● **Exercise directions**
Find the line containing "Transcribe this chart's", then print it and each following line through the end of the records, exactly and with nothing added; leave out any pictures.

▽

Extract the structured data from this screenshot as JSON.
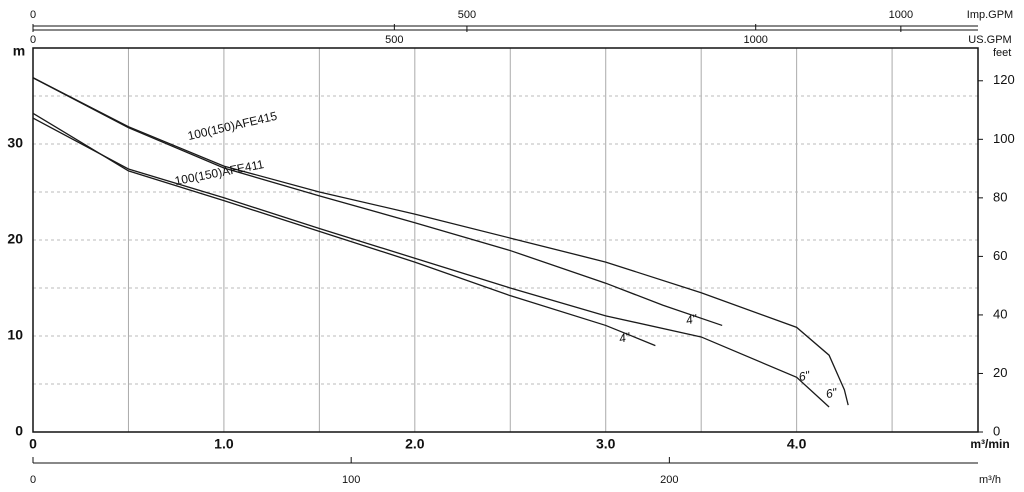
{
  "chart_data": {
    "type": "line",
    "xlabel": "m³/min",
    "ylabel": "m",
    "y2label": "feet",
    "xlim": [
      0,
      4.95
    ],
    "xticks": [
      0,
      {
        "value": 1,
        "label": "1.0"
      },
      {
        "value": 2,
        "label": "2.0"
      },
      {
        "value": 3,
        "label": "3.0"
      },
      {
        "value": 4,
        "label": "4.0"
      }
    ],
    "xminor": [
      0.5,
      1.5,
      2.5,
      3.5,
      4.5
    ],
    "ylim": [
      0,
      40
    ],
    "yticks": [
      0,
      10,
      20,
      30
    ],
    "yminor": [
      5,
      15,
      25,
      35
    ],
    "y2lim": [
      0,
      131.2
    ],
    "y2ticks": [
      0,
      20,
      40,
      60,
      80,
      100,
      120
    ],
    "top_axes": [
      {
        "label": "Imp.GPM",
        "lim": [
          0,
          1088.9
        ],
        "ticks": [
          0,
          500,
          1000
        ]
      },
      {
        "label": "US.GPM",
        "lim": [
          0,
          1307.6
        ],
        "ticks": [
          0,
          500,
          1000
        ]
      }
    ],
    "bottom_axis": {
      "label": "m³/h",
      "lim": [
        0,
        297
      ],
      "ticks": [
        0,
        100,
        200
      ]
    },
    "annotations": [
      "100(150)AFE415",
      "100(150)AFE411"
    ],
    "grid": true,
    "series": [
      {
        "name": "6\"",
        "color": "#1a1a1a",
        "x": [
          0,
          0.5,
          1.0,
          1.5,
          2.0,
          2.5,
          3.0,
          3.5,
          4.0,
          4.17,
          4.25,
          4.27
        ],
        "values": [
          36.9,
          31.8,
          27.7,
          25.0,
          22.7,
          20.2,
          17.7,
          14.5,
          10.9,
          8.0,
          4.4,
          2.8
        ]
      },
      {
        "name": "4\"",
        "color": "#1a1a1a",
        "x": [
          0,
          0.5,
          1.0,
          1.5,
          2.0,
          2.5,
          3.0,
          3.3,
          3.61
        ],
        "values": [
          36.9,
          31.7,
          27.5,
          24.6,
          21.8,
          18.9,
          15.5,
          13.2,
          11.1
        ]
      },
      {
        "name": "6\"",
        "color": "#1a1a1a",
        "x": [
          0,
          0.5,
          1.0,
          1.5,
          2.0,
          2.5,
          3.0,
          3.5,
          4.0,
          4.17
        ],
        "values": [
          32.7,
          27.4,
          24.4,
          21.2,
          18.1,
          15.0,
          12.1,
          9.9,
          5.7,
          2.6
        ]
      },
      {
        "name": "4\"",
        "color": "#1a1a1a",
        "x": [
          0,
          0.5,
          1.0,
          1.5,
          2.0,
          2.5,
          3.0,
          3.26
        ],
        "values": [
          33.2,
          27.2,
          24.1,
          20.9,
          17.7,
          14.2,
          11.1,
          9.0
        ]
      }
    ]
  }
}
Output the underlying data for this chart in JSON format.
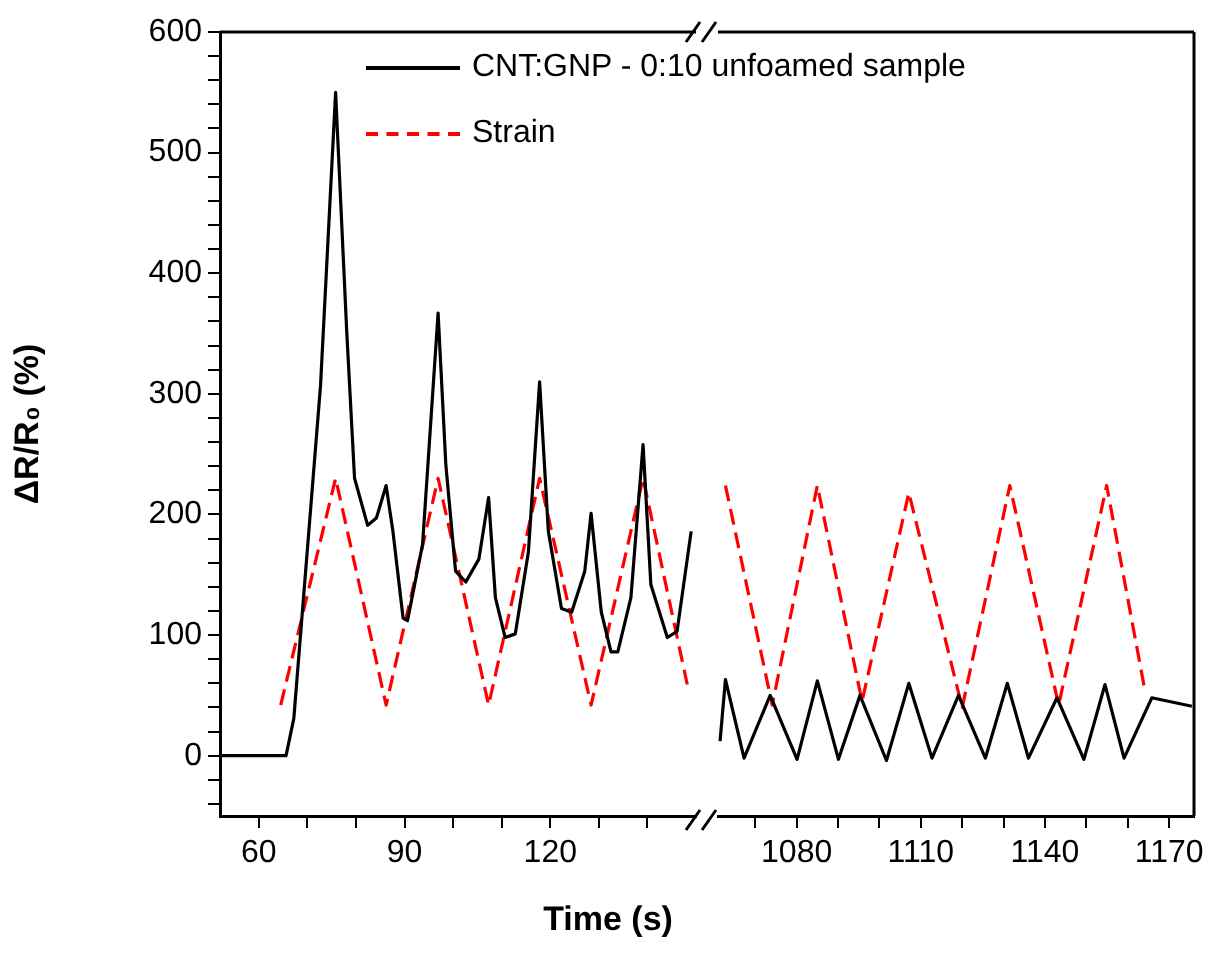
{
  "chart_data": [
    {
      "type": "line",
      "ylabel": "ΔR/R₀ (%)",
      "xlabel": "Time (s)",
      "legend": "top",
      "marker": "none",
      "grid": false,
      "xlim": [
        52,
        150
      ],
      "xticks": [
        60,
        {
          "value": 70,
          "label": null
        },
        {
          "value": 80,
          "label": null
        },
        90,
        {
          "value": 100,
          "label": null
        },
        {
          "value": 110,
          "label": null
        },
        120,
        {
          "value": 130,
          "label": null
        },
        {
          "value": 140,
          "label": null
        }
      ],
      "ylim": [
        -50,
        600
      ],
      "yticks": [
        {
          "value": -40,
          "label": null
        },
        {
          "value": -20,
          "label": null
        },
        0,
        {
          "value": 20,
          "label": null
        },
        {
          "value": 40,
          "label": null
        },
        {
          "value": 60,
          "label": null
        },
        {
          "value": 80,
          "label": null
        },
        100,
        {
          "value": 120,
          "label": null
        },
        {
          "value": 140,
          "label": null
        },
        {
          "value": 160,
          "label": null
        },
        {
          "value": 180,
          "label": null
        },
        200,
        {
          "value": 220,
          "label": null
        },
        {
          "value": 240,
          "label": null
        },
        {
          "value": 260,
          "label": null
        },
        {
          "value": 280,
          "label": null
        },
        300,
        {
          "value": 320,
          "label": null
        },
        {
          "value": 340,
          "label": null
        },
        {
          "value": 360,
          "label": null
        },
        {
          "value": 380,
          "label": null
        },
        400,
        {
          "value": 420,
          "label": null
        },
        {
          "value": 440,
          "label": null
        },
        {
          "value": 460,
          "label": null
        },
        {
          "value": 480,
          "label": null
        },
        500,
        {
          "value": 520,
          "label": null
        },
        {
          "value": 540,
          "label": null
        },
        {
          "value": 560,
          "label": null
        },
        {
          "value": 580,
          "label": null
        },
        600
      ],
      "series": [
        {
          "name": "CNT:GNP - 0:10 unfoamed sample",
          "color": "#000000",
          "line_style": "solid",
          "x": [
            52,
            65.6,
            67.2,
            72.7,
            75.8,
            78.1,
            79.7,
            82.4,
            84.2,
            86.2,
            87.6,
            89.7,
            90.6,
            93.7,
            96.9,
            98.5,
            100.5,
            102.6,
            105.3,
            107.3,
            108.7,
            110.7,
            112.8,
            115.5,
            117.8,
            119.6,
            122.3,
            124.4,
            127.1,
            128.4,
            130.5,
            132.5,
            133.9,
            136.6,
            139.1,
            140.7,
            144.1,
            146.1,
            149
          ],
          "values": [
            0,
            0,
            31,
            307,
            550,
            351,
            230,
            191,
            197,
            224,
            186,
            114,
            112,
            175,
            367,
            241,
            153,
            144,
            163,
            214,
            131,
            98,
            101,
            169,
            310,
            186,
            122,
            119,
            153,
            201,
            119,
            86,
            86,
            131,
            258,
            142,
            98,
            103,
            186
          ]
        },
        {
          "name": "Strain",
          "color": "#ff0000",
          "line_style": "dashed",
          "x": [
            64.5,
            75.8,
            86.2,
            96.9,
            107.3,
            117.8,
            128.4,
            139.1,
            148.2
          ],
          "values": [
            42,
            230,
            42,
            230,
            42,
            230,
            42,
            230,
            59
          ]
        }
      ]
    },
    {
      "type": "line",
      "marker": "none",
      "grid": false,
      "tick_labels": "x",
      "xlim": [
        1061,
        1176
      ],
      "xticks": [
        {
          "value": 1070,
          "label": null
        },
        1080,
        {
          "value": 1090,
          "label": null
        },
        {
          "value": 1100,
          "label": null
        },
        1110,
        {
          "value": 1120,
          "label": null
        },
        {
          "value": 1130,
          "label": null
        },
        1140,
        {
          "value": 1150,
          "label": null
        },
        {
          "value": 1160,
          "label": null
        },
        1170
      ],
      "ylim": [
        -50,
        600
      ],
      "series": [
        {
          "color": "#000000",
          "line_style": "solid",
          "x": [
            1061.5,
            1062.8,
            1067.3,
            1073.6,
            1080.1,
            1085.0,
            1090.1,
            1095.3,
            1101.7,
            1107.1,
            1112.7,
            1119.1,
            1125.6,
            1130.9,
            1136.0,
            1142.9,
            1149.4,
            1154.5,
            1159.1,
            1165.8,
            1175.5
          ],
          "values": [
            12,
            63,
            -2,
            50,
            -3,
            62,
            -3,
            50,
            -4,
            60,
            -2,
            50,
            -2,
            60,
            -2,
            48,
            -3,
            59,
            -2,
            48,
            41
          ]
        },
        {
          "color": "#ff0000",
          "line_style": "dashed",
          "x": [
            1062.8,
            1074.1,
            1085.0,
            1095.8,
            1107.1,
            1120.0,
            1131.5,
            1143.3,
            1154.9,
            1164.2
          ],
          "values": [
            224,
            42,
            224,
            45,
            218,
            40,
            224,
            42,
            224,
            53
          ]
        }
      ]
    }
  ]
}
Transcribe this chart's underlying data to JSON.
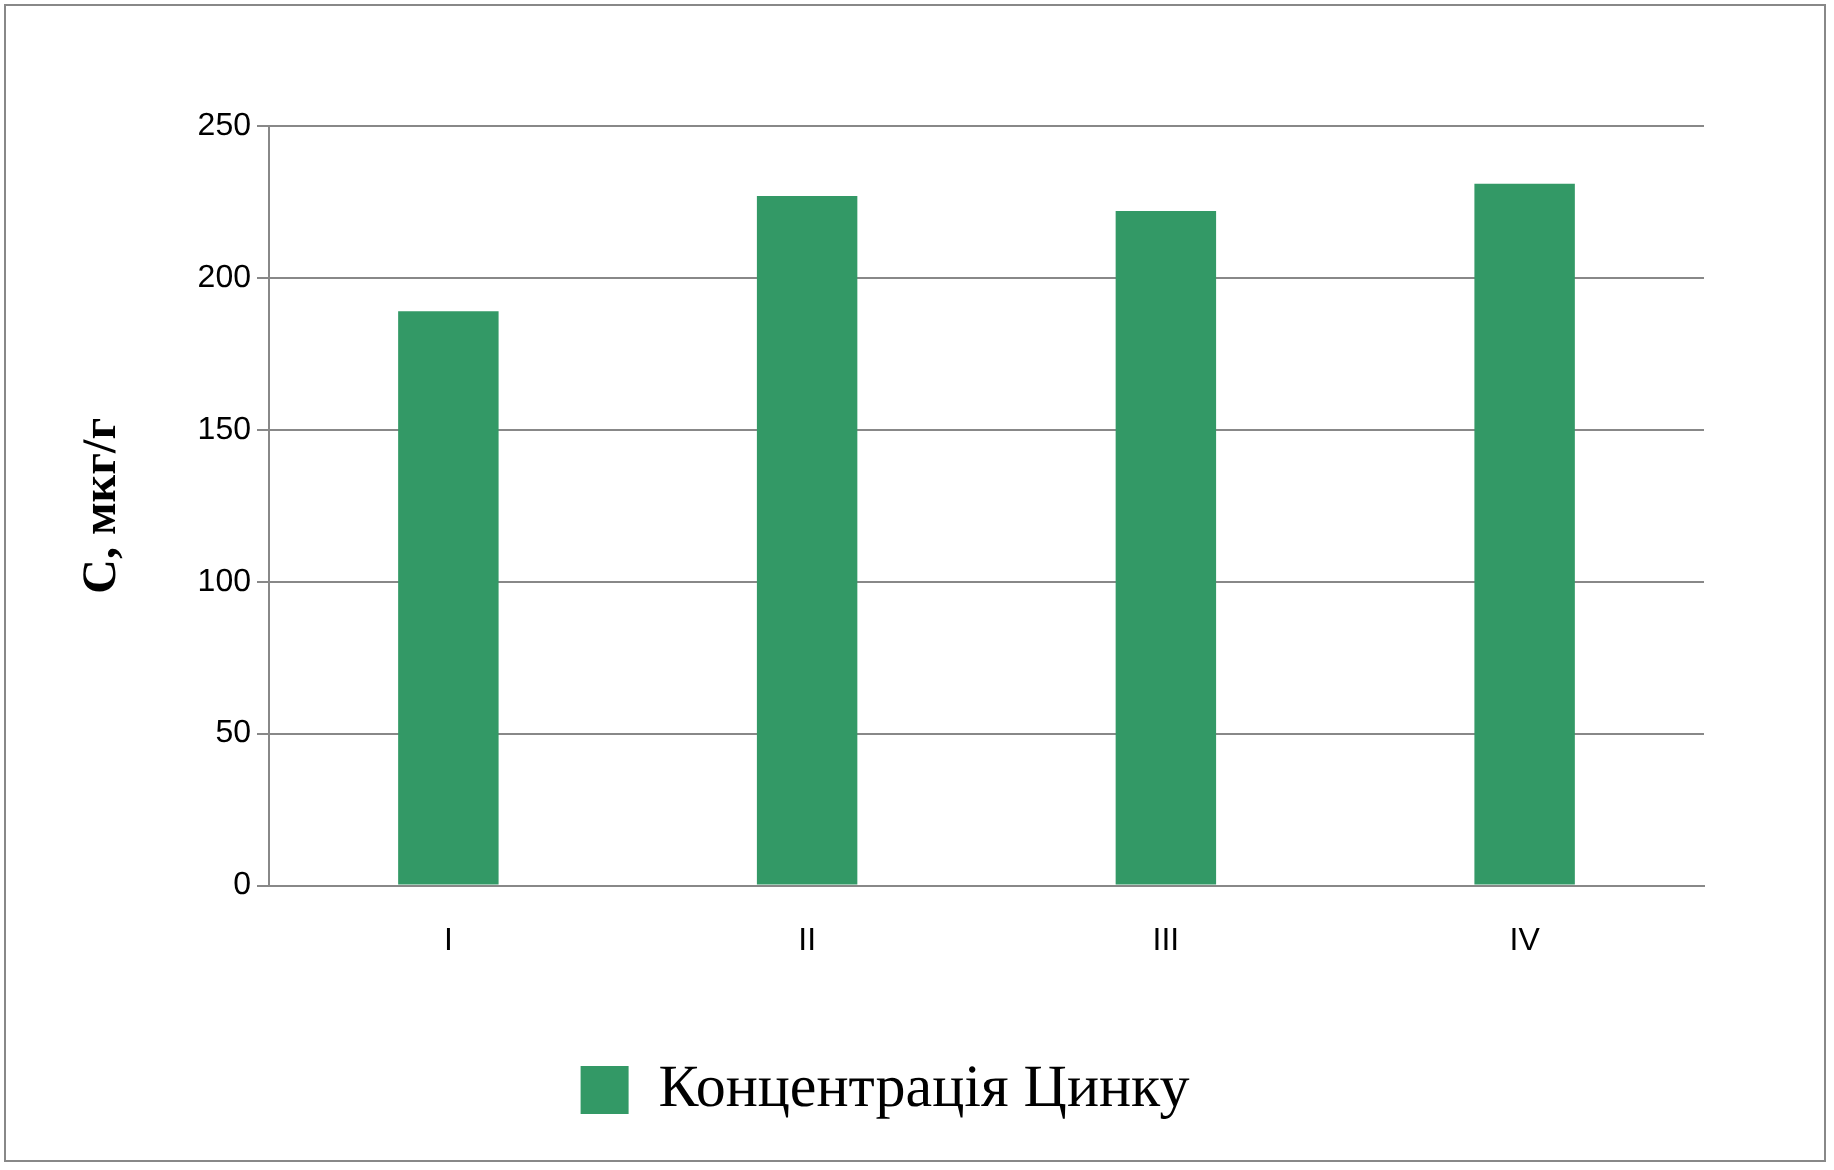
{
  "chart_data": {
    "type": "bar",
    "ylabel": "C, мкг/г",
    "categories": [
      "I",
      "II",
      "III",
      "IV"
    ],
    "series": [
      {
        "name": "Концентрація Цинку",
        "color": "#339966",
        "values": [
          189,
          227,
          222,
          231
        ]
      }
    ],
    "ylim": [
      0,
      250
    ],
    "yticks": [
      0,
      50,
      100,
      150,
      200,
      250
    ],
    "grid": "y",
    "legend": "bottom"
  }
}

△

● **Answer to the task**
Transcribe this chart's underlying data to JSON.
{
  "chart_data": {
    "type": "bar",
    "ylabel": "C, мкг/г",
    "categories": [
      "I",
      "II",
      "III",
      "IV"
    ],
    "series": [
      {
        "name": "Концентрація Цинку",
        "color": "#339966",
        "values": [
          189,
          227,
          222,
          231
        ]
      }
    ],
    "ylim": [
      0,
      250
    ],
    "yticks": [
      0,
      50,
      100,
      150,
      200,
      250
    ],
    "grid": "y",
    "legend": "bottom"
  }
}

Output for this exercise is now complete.